**WHAT TO WORK ON:** Find the string "Indian" in the entries and copy each line that has it.

**DATA FOR THIS TASK:**
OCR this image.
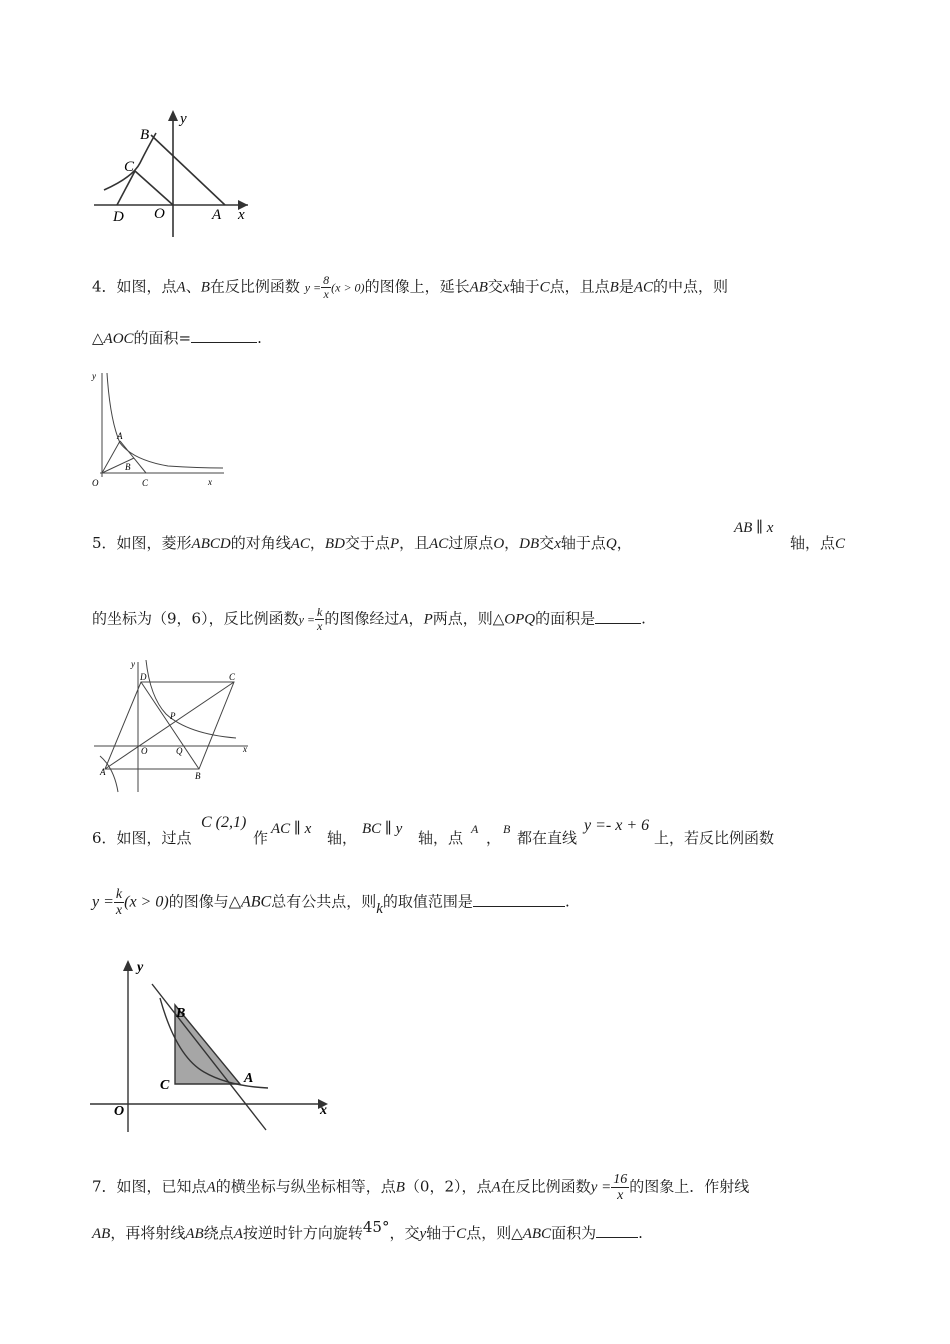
y
x
B
C
D O	A
4．如图，点A、B在反比例函数 $y = \frac{8}{x} (x > 0)$的图像上，延长AB交x轴于C点，且点B是AC的中点，则
△AOC的面积=	.
y
A
B
O	C	x
5．如图，菱形ABCD的对角线AC，BD交于点P，且AC过原点O，DB交x轴于点Q，
AB ∥ x
轴，点C
的坐标为（9，6），反比例函数$y = \frac{k}{x}$ 的图像经过A，P两点，则△OPQ的面积是	.
y
D	C
P
O	Q
A	B
x
6．如图，过点
C (2,1)
作 AC ∥ x 轴， BC ∥ y 轴，点 A ， B 都在直线
y =- x + 6
上，若反比例函数
$y = \frac{k}{x} (x > 0)$的图像与△ABC总有公共点，则k的取值范围是	.
y
B
C	A
O	x
7．如图，已知点A的横坐标与纵坐标相等，点B（0，2），点A在反比例函数$y = \frac{16}{x}$ 的图象上．作射线
AB，再将射线AB绕点A按逆时针方向旋转45°，交y轴于C点，则△ABC面积为	.
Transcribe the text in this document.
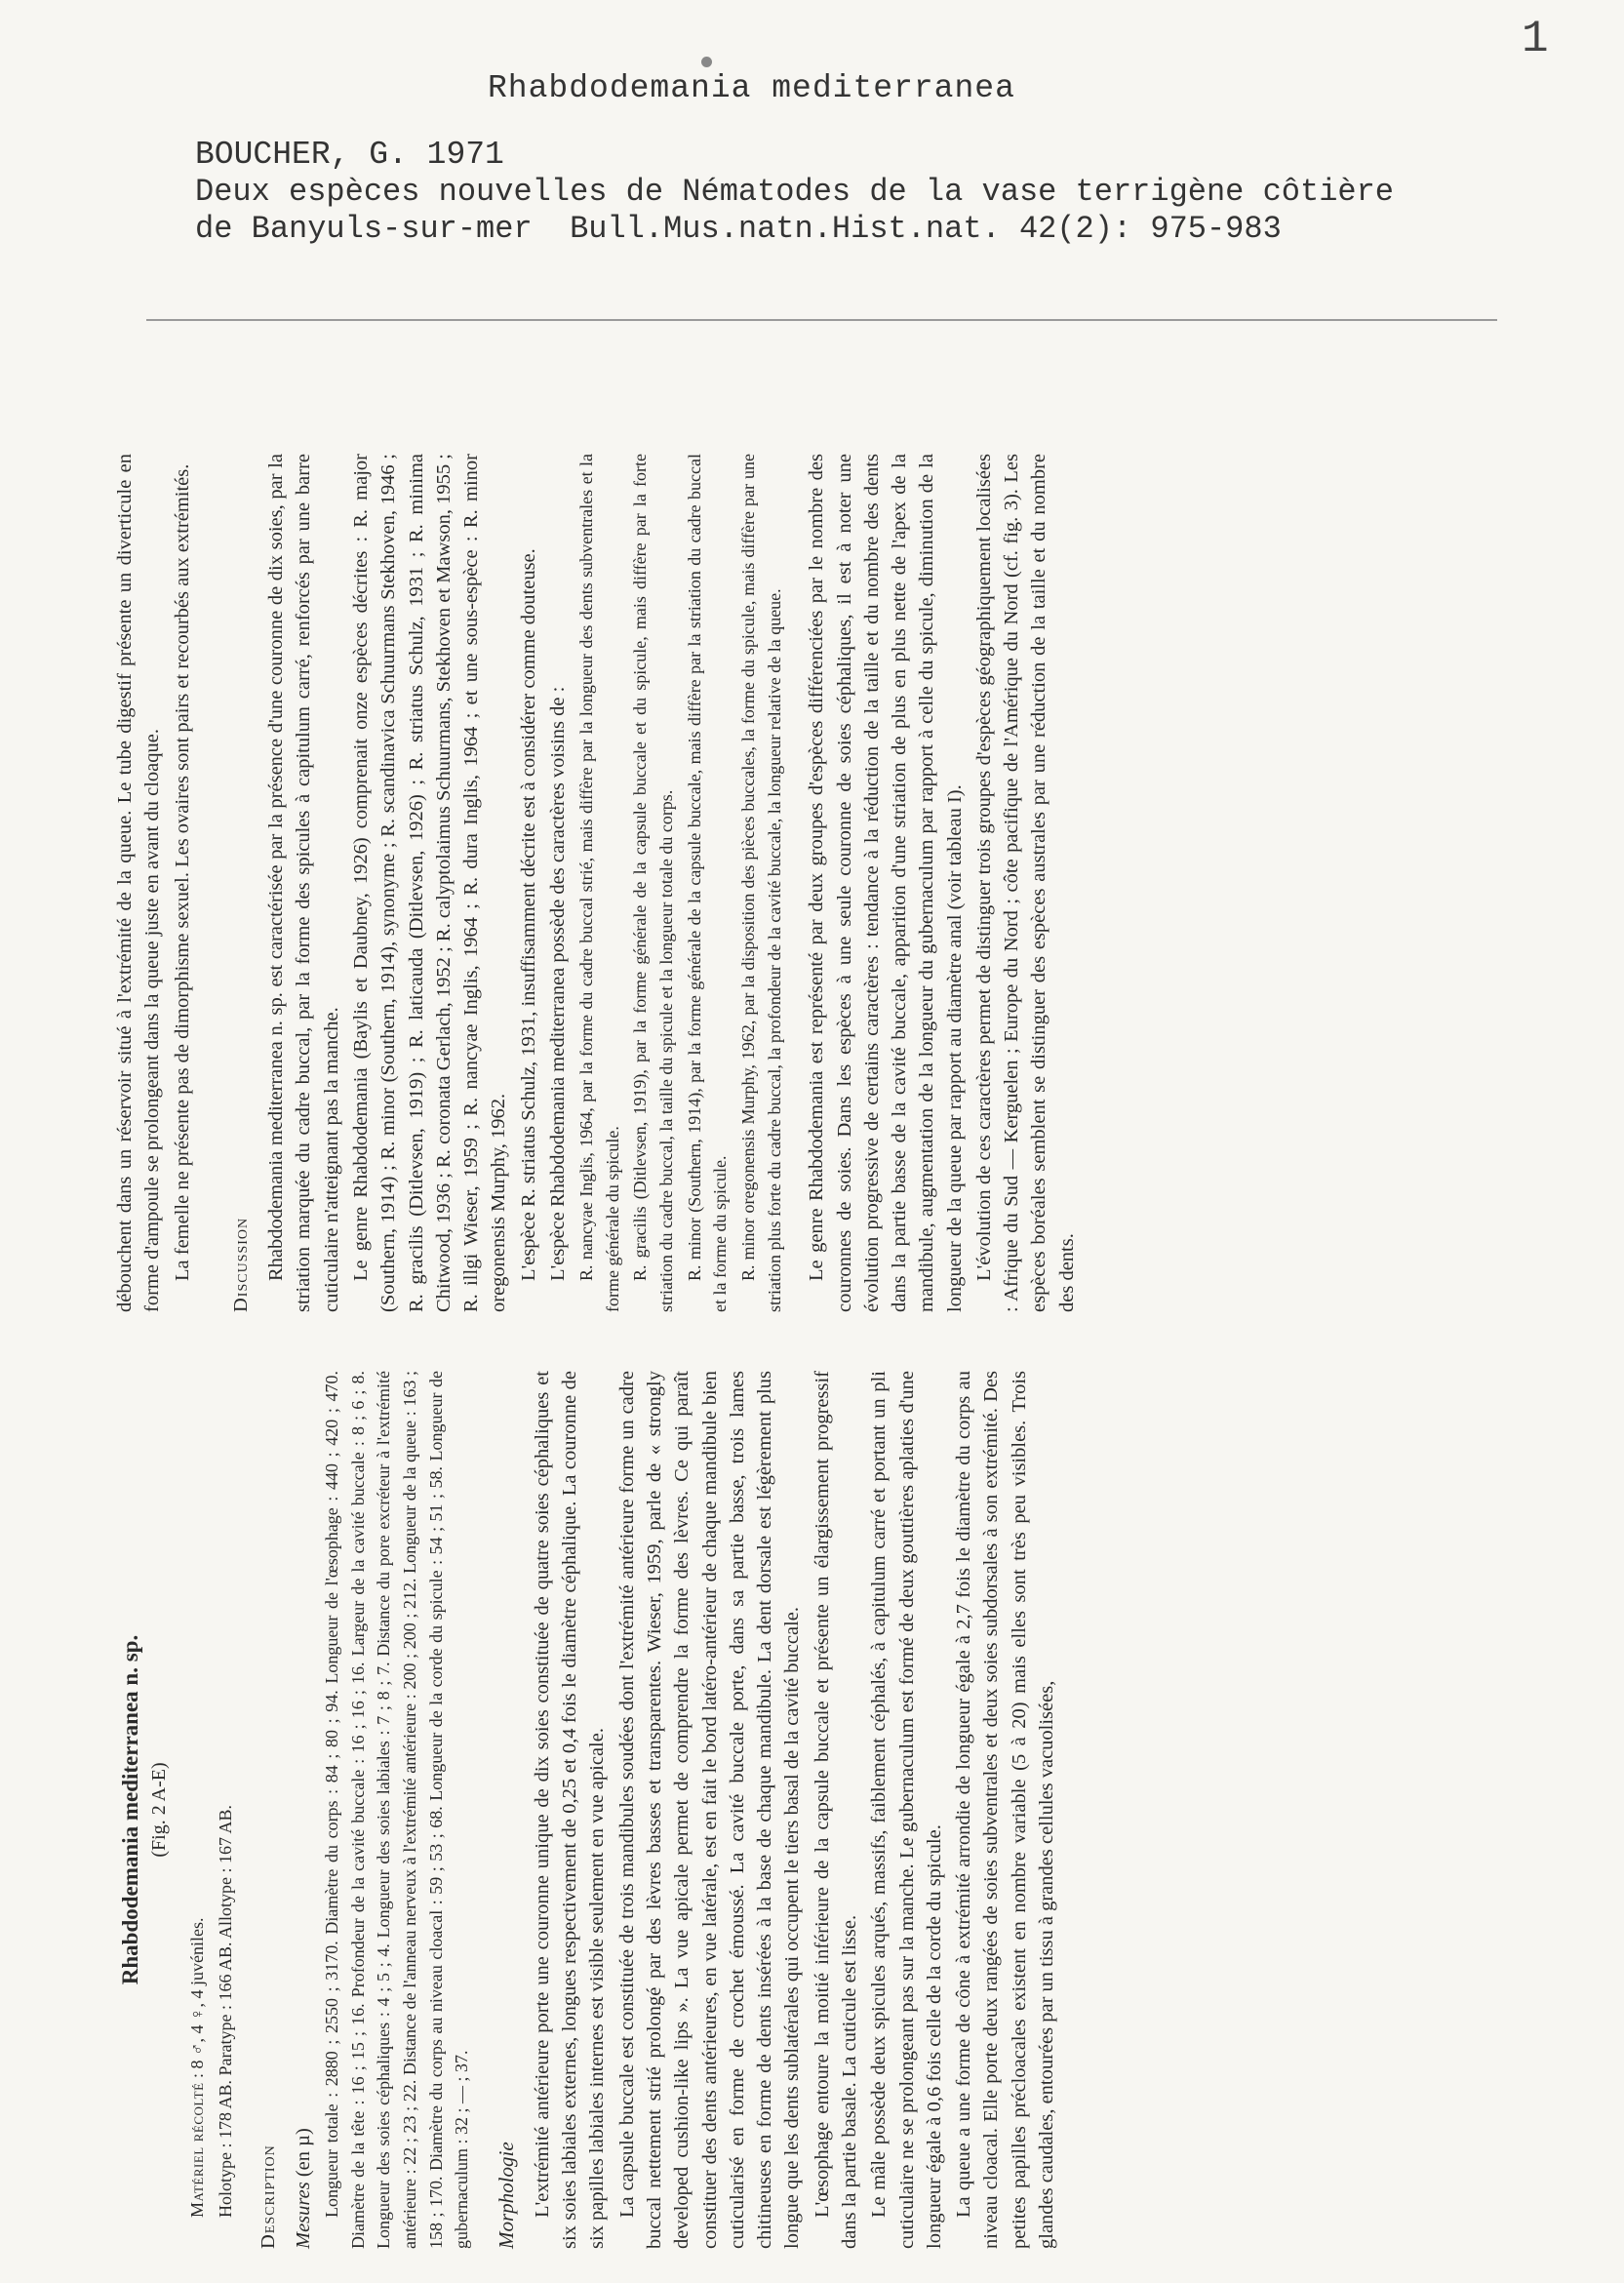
1
Rhabdodemania mediterranea
BOUCHER, G. 1971
Deux espèces nouvelles de Nématodes de la vase terrigène côtière
de Banyuls-sur-mer  Bull.Mus.natn.Hist.nat. 42(2): 975-983
Rhabdodemania mediterranea n. sp. (Fig. 2 A-E)

Matériel récolté : 8 ♂, 4 ♀, 4 juvéniles. Holotype : 178 AB. Paratype : 166 AB. Allotype : 167 AB. Description Mesures (en µ) Longueur totale : 2880 ; 2550 ; 3170. Diamètre du corps : 84 ; 80 ; 94. Longueur de l'œsophage : 440 ; 420 ; 470. Diamètre de la tête : 16 ; 15 ; 16. Profondeur de la cavité buccale : 16 ; 16 ; 16. Largeur de la cavité buccale : 8 ; 6 ; 8. Longueur des soies céphaliques : 4 ; 5 ; 4. Longueur des soies labiales : 7 ; 8 ; 7. Distance du pore excréteur à l'extrémité antérieure : 22 ; 23 ; 22. Distance de l'anneau nerveux à l'extrémité antérieure : 200 ; 200 ; 212. Longueur de la queue : 163 ; 158 ; 170. Diamètre du corps au niveau cloacal : 59 ; 53 ; 68. Longueur de la corde du spicule : 54 ; 51 ; 58. Longueur de gubernaculum : 32 ; — ; 37. Morphologie L'extrémité antérieure porte une couronne unique de dix soies constituée de quatre soies céphaliques et six soies labiales externes, longues respectivement de 0,25 et 0,4 fois le diamètre céphalique. La couronne de six papilles labiales internes est visible seulement en vue apicale. La capsule buccale est constituée de trois mandibules soudées dont l'extrémité antérieure forme un cadre buccal nettement strié prolongé par des lèvres basses et transparentes. Wieser, 1959, parle de « strongly developed cushion-like lips ». La vue apicale permet de comprendre la forme des lèvres. Ce qui paraît constituer des dents antérieures, en vue latérale, est en fait le bord latéro-antérieur de chaque mandibule bien cuticularisé en forme de crochet émoussé. La cavité buccale porte, dans sa partie basse, trois lames chitineuses en forme de dents insérées à la base de chaque mandibule. La dent dorsale est légèrement plus longue que les dents sublatérales qui occupent le tiers basal de la cavité buccale. L'œsophage entoure la moitié inférieure de la capsule buccale et présente un élargissement progressif dans la partie basale. La cuticule est lisse. Le mâle possède deux spicules arqués, massifs, faiblement céphalés, à capitulum carré et portant un pli cuticulaire ne se prolongeant pas sur la manche. Le gubernaculum est formé de deux gouttières aplaties d'une longueur égale à 0,6 fois celle de la corde du spicule. La queue a une forme de cône à extrémité arrondie de longueur égale à 2,7 fois le diamètre du corps au niveau cloacal. Elle porte deux rangées de soies subventrales et deux soies subdorsales à son extrémité. Des petites papilles précloacales existent en nombre variable (5 à 20) mais elles sont très peu visibles. Trois glandes caudales, entourées par un tissu à grandes cellules vacuolisées,

débouchent dans un réservoir situé à l'extrémité de la queue. Le tube digestif présente un diverticule en forme d'ampoule se prolongeant dans la queue juste en avant du cloaque. La femelle ne présente pas de dimorphisme sexuel. Les ovaires sont pairs et recourbés aux extrémités. Discussion Rhabdodemania mediterranea n. sp. est caractérisée par la présence d'une couronne de dix soies, par la striation marquée du cadre buccal, par la forme des spicules à capitulum carré, renforcés par une barre cuticulaire n'atteignant pas la manche. Le genre Rhabdodemania (Baylis et Daubney, 1926) comprenait onze espèces décrites : R. major (Southern, 1914) ; R. minor (Southern, 1914), synonyme ; R. scandinavica Schuurmans Stekhoven, 1946 ; R. gracilis (Ditlevsen, 1919) ; R. laticauda (Ditlevsen, 1926) ; R. striatus Schulz, 1931 ; R. minima Chitwood, 1936 ; R. coronata Gerlach, 1952 ; R. calyptolaimus Schuurmans, Stekhoven et Mawson, 1955 ; R. illgi Wieser, 1959 ; R. nancyae Inglis, 1964 ; R. dura Inglis, 1964 ; et une sous-espèce : R. minor oregonensis Murphy, 1962. L'espèce R. striatus Schulz, 1931, insuffisamment décrite est à considérer comme douteuse. L'espèce Rhabdodemania mediterranea possède des caractères voisins de : R. nancyae Inglis, 1964, par la forme du cadre buccal strié, mais diffère par la longueur des dents subventrales et la forme générale du spicule. R. gracilis (Ditlevsen, 1919), par la forme générale de la capsule buccale et du spicule, mais diffère par la forte striation du cadre buccal, la taille du spicule et la longueur totale du corps. R. minor (Southern, 1914), par la forme générale de la capsule buccale, mais diffère par la striation du cadre buccal et la forme du spicule. R. minor oregonensis Murphy, 1962, par la disposition des pièces buccales, la forme du spicule, mais diffère par une striation plus forte du cadre buccal, la profondeur de la cavité buccale, la longueur relative de la queue. Le genre Rhabdodemania est représenté par deux groupes d'espèces différenciées par le nombre des couronnes de soies. Dans les espèces à une seule couronne de soies céphaliques, il est à noter une évolution progressive de certains caractères : tendance à la réduction de la taille et du nombre des dents dans la partie basse de la cavité buccale, apparition d'une striation de plus en plus nette de l'apex de la mandibule, augmentation de la longueur du gubernaculum par rapport à celle du spicule, diminution de la longueur de la queue par rapport au diamètre anal (voir tableau I). L'évolution de ces caractères permet de distinguer trois groupes d'espèces géographiquement localisées : Afrique du Sud — Kerguelen ; Europe du Nord ; côte pacifique de l'Amérique du Nord (cf. fig. 3). Les espèces boréales semblent se distinguer des espèces australes par une réduction de la taille et du nombre des dents.
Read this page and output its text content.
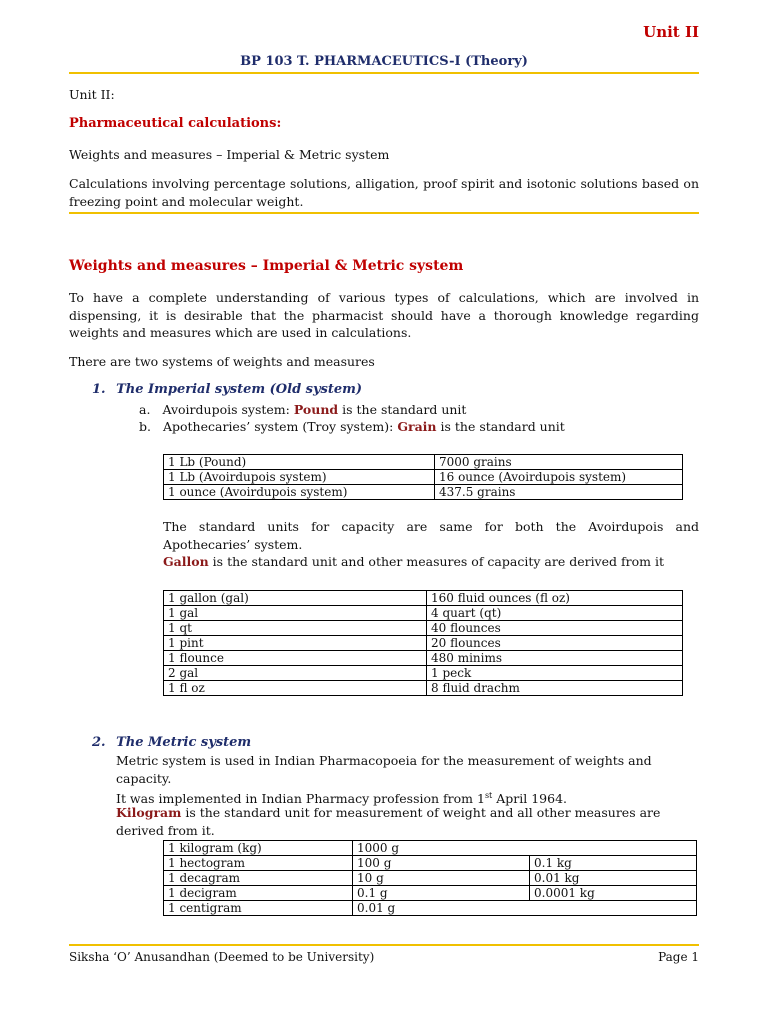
Unit II
BP 103 T. PHARMACEUTICS-I (Theory)
Unit II:
Pharmaceutical calculations:
Weights and measures – Imperial & Metric system
Calculations involving percentage solutions, alligation, proof spirit and isotonic solutions based on freezing point and molecular weight.
Weights and measures – Imperial & Metric system
To have a complete understanding of various types of calculations, which are involved in dispensing, it is desirable that the pharmacist should have a thorough knowledge regarding weights and measures which are used in calculations.
There are two systems of weights and measures
1. The Imperial system (Old system)
a. Avoirdupois system: Pound is the standard unit
b. Apothecaries’ system (Troy system): Grain is the standard unit
1 Lb (Pound)	7000 grains
1 Lb (Avoirdupois system)	16 ounce (Avoirdupois system)
1 ounce (Avoirdupois system)	437.5 grains
The standard units for capacity are same for both the Avoirdupois and Apothecaries’ system.
Gallon is the standard unit and other measures of capacity are derived from it
1 gallon (gal)	160 fluid ounces (fl oz)
1 gal	4 quart (qt)
1 qt	40 flounces
1 pint	20 flounces
1 flounce	480 minims
2 gal	1 peck
1 fl oz	8 fluid drachm
2. The Metric system
Metric system is used in Indian Pharmacopoeia for the measurement of weights and capacity.
It was implemented in Indian Pharmacy profession from 1st April 1964.
Kilogram is the standard unit for measurement of weight and all other measures are derived from it.
1 kilogram (kg)	1000 g	
1 hectogram	100 g	0.1 kg
1 decagram	10 g	0.01 kg
1 decigram	0.1 g	0.0001 kg
1 centigram	0.01 g	
Siksha ‘O’ Anusandhan (Deemed to be University)	Page 1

**RESPONSE TO THE TASK:**
Metric system is used in Indian Pharmacopoeia for the measurement of weights and capacity.
It was implemented in Indian Pharmacy profession from 1st April 1964.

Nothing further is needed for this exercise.